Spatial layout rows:
(begin)
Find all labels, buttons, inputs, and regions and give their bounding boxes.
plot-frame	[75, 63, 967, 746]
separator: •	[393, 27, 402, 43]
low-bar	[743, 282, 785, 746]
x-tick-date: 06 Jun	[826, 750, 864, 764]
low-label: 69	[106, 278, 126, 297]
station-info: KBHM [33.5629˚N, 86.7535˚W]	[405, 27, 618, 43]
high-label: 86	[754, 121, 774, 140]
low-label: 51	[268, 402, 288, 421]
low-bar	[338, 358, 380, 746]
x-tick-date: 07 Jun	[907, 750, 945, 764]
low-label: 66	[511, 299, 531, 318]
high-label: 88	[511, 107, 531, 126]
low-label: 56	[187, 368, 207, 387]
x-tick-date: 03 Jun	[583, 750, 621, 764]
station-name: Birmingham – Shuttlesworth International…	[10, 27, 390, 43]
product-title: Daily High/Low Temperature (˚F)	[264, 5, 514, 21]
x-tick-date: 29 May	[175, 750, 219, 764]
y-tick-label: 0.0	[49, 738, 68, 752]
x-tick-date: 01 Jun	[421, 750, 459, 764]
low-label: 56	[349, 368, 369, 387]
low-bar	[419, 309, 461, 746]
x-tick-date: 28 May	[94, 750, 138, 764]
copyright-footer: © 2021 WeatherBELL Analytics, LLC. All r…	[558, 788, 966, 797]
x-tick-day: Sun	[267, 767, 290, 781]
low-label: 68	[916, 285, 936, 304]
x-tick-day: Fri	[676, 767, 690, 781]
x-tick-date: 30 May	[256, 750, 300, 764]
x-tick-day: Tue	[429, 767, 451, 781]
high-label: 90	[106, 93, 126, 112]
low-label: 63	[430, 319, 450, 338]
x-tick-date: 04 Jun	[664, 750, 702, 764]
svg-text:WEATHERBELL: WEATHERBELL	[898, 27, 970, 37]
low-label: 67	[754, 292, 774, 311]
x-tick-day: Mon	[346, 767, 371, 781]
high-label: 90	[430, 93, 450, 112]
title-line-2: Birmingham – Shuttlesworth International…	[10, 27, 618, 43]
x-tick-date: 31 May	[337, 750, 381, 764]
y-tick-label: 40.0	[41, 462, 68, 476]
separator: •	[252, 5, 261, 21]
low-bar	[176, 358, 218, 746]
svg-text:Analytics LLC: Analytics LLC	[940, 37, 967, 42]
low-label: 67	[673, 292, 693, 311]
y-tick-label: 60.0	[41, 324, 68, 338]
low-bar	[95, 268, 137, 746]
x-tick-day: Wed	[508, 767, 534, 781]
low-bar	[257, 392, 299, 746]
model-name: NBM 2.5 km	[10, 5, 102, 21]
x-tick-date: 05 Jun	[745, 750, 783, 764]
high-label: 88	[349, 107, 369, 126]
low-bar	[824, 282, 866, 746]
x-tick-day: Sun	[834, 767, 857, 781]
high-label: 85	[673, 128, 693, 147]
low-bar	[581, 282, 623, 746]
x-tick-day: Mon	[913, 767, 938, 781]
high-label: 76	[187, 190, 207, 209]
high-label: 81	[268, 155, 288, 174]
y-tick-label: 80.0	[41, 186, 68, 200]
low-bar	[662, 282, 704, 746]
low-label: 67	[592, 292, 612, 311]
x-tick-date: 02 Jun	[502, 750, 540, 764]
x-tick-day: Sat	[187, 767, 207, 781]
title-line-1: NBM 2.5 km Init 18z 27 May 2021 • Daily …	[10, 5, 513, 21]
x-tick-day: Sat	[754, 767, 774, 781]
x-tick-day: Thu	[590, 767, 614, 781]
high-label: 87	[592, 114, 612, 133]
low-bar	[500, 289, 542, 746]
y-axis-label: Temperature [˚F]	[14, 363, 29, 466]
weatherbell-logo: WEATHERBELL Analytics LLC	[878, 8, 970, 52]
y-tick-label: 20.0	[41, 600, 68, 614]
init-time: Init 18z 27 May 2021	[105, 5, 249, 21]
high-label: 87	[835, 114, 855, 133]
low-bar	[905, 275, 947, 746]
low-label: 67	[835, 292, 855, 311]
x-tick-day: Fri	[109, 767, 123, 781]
(end)
Please copy the part of the rows that opens with the first line and closes with the line containing "319, 450, 338]", keeping both ends.

→ **Response below**:
Find all labels, buttons, inputs, and regions and give their bounding boxes.
plot-frame	[75, 63, 967, 746]
separator: •	[393, 27, 402, 43]
low-bar	[743, 282, 785, 746]
x-tick-date: 06 Jun	[826, 750, 864, 764]
low-label: 69	[106, 278, 126, 297]
station-info: KBHM [33.5629˚N, 86.7535˚W]	[405, 27, 618, 43]
high-label: 86	[754, 121, 774, 140]
low-label: 51	[268, 402, 288, 421]
low-bar	[338, 358, 380, 746]
x-tick-date: 07 Jun	[907, 750, 945, 764]
low-label: 66	[511, 299, 531, 318]
high-label: 88	[511, 107, 531, 126]
low-label: 56	[187, 368, 207, 387]
x-tick-date: 03 Jun	[583, 750, 621, 764]
station-name: Birmingham – Shuttlesworth International…	[10, 27, 390, 43]
product-title: Daily High/Low Temperature (˚F)	[264, 5, 514, 21]
x-tick-date: 29 May	[175, 750, 219, 764]
y-tick-label: 0.0	[49, 738, 68, 752]
x-tick-date: 01 Jun	[421, 750, 459, 764]
low-label: 56	[349, 368, 369, 387]
low-bar	[419, 309, 461, 746]
x-tick-date: 28 May	[94, 750, 138, 764]
copyright-footer: © 2021 WeatherBELL Analytics, LLC. All r…	[558, 788, 966, 797]
x-tick-day: Sun	[267, 767, 290, 781]
low-label: 68	[916, 285, 936, 304]
x-tick-day: Fri	[676, 767, 690, 781]
x-tick-date: 30 May	[256, 750, 300, 764]
x-tick-day: Tue	[429, 767, 451, 781]
high-label: 90	[106, 93, 126, 112]
low-label: 63	[430, 319, 450, 338]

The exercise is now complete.